***** PROVIDED DATA

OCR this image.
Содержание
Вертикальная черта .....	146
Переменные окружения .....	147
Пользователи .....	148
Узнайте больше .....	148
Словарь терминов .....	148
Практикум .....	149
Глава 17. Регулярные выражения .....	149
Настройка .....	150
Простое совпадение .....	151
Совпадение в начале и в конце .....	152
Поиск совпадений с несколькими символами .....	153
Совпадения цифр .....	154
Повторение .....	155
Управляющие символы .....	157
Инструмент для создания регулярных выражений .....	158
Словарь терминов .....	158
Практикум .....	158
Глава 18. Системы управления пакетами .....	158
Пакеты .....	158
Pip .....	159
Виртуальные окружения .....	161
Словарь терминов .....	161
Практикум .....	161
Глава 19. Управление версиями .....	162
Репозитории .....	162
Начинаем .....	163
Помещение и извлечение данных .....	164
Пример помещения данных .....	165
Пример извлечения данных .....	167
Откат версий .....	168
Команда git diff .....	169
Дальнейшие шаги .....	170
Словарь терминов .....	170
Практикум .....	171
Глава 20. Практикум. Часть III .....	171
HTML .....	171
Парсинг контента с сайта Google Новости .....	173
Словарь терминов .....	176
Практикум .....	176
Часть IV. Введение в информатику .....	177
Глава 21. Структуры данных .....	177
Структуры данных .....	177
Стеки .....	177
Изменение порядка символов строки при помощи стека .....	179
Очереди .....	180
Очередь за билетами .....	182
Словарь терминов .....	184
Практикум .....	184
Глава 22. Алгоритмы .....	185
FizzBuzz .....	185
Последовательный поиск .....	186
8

**********
***** PROVIDED DATA

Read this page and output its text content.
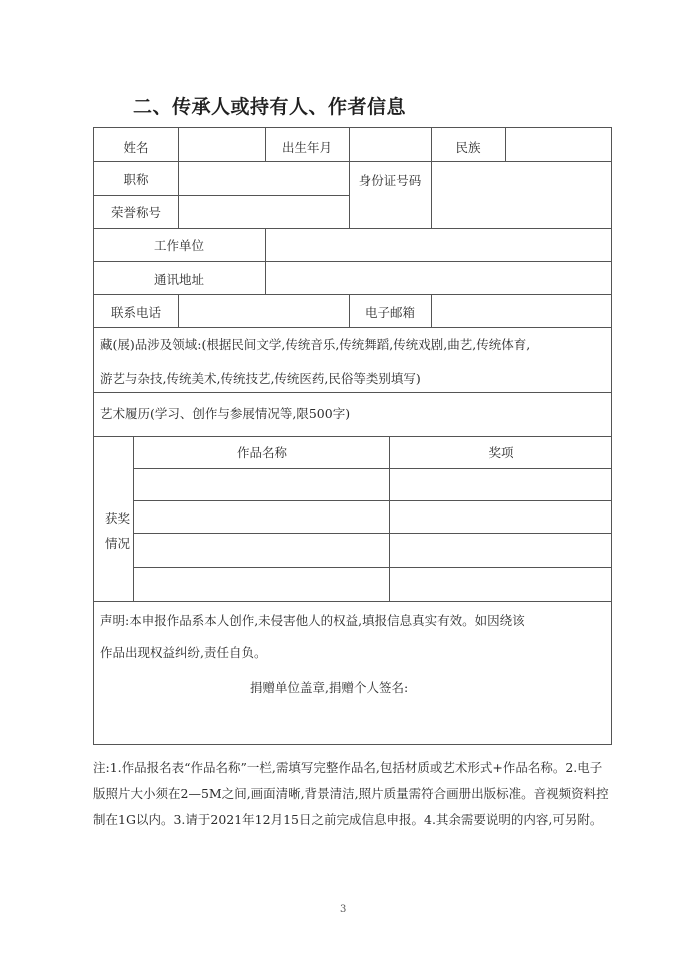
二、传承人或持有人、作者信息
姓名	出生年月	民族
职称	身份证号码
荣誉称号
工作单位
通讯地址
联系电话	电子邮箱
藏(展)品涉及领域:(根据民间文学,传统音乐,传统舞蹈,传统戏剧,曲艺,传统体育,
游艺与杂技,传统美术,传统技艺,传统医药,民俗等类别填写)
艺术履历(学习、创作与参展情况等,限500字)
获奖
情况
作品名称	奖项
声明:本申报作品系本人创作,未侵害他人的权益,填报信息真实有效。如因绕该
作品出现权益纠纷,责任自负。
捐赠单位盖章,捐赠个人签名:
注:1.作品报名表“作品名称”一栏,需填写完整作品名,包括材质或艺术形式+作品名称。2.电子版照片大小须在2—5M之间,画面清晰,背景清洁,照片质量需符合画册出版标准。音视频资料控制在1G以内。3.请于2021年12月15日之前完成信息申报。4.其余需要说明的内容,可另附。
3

**********

Where a line in the material above holds "данных", copy that line.

#### RESULT:
Помещение и извлечение данных .....	164
Пример помещения данных .....	165
Пример извлечения данных .....	167
Глава 21. Структуры данных .....	177
Структуры данных .....	177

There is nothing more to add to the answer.